§ **DIRECTION**
Write the data out again exactly, dropping any images it holds.

___ RECORDS SHOWN ___

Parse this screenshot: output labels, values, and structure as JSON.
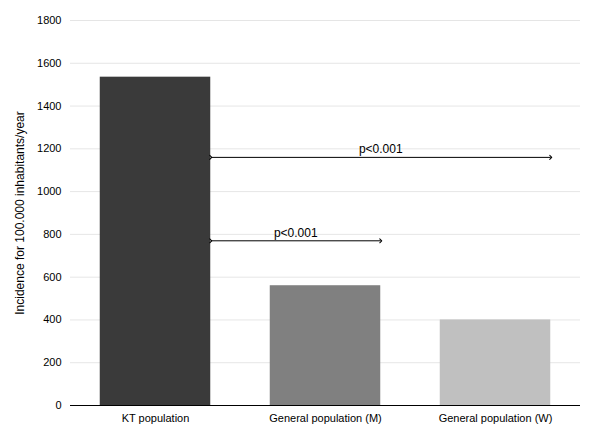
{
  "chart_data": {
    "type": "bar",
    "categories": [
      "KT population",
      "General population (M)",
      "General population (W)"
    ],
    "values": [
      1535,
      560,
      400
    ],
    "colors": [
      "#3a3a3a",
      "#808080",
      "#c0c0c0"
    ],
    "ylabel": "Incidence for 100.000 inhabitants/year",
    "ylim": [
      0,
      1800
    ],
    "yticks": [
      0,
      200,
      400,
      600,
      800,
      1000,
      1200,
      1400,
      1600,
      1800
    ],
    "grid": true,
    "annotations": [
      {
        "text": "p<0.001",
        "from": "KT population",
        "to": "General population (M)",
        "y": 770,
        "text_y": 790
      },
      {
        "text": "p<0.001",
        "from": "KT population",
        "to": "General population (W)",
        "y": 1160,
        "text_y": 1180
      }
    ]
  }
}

___

§ **WRITTEN ANSWER**
Parse this screenshot: output labels, values, and structure as JSON.
{
  "chart_data": {
    "type": "bar",
    "categories": [
      "KT population",
      "General population (M)",
      "General population (W)"
    ],
    "values": [
      1535,
      560,
      400
    ],
    "colors": [
      "#3a3a3a",
      "#808080",
      "#c0c0c0"
    ],
    "ylabel": "Incidence for 100.000 inhabitants/year",
    "ylim": [
      0,
      1800
    ],
    "yticks": [
      0,
      200,
      400,
      600,
      800,
      1000,
      1200,
      1400,
      1600,
      1800
    ],
    "grid": true,
    "annotations": [
      {
        "text": "p<0.001",
        "from": "KT population",
        "to": "General population (M)",
        "y": 770,
        "text_y": 790
      },
      {
        "text": "p<0.001",
        "from": "KT population",
        "to": "General population (W)",
        "y": 1160,
        "text_y": 1180
      }
    ]
  }
}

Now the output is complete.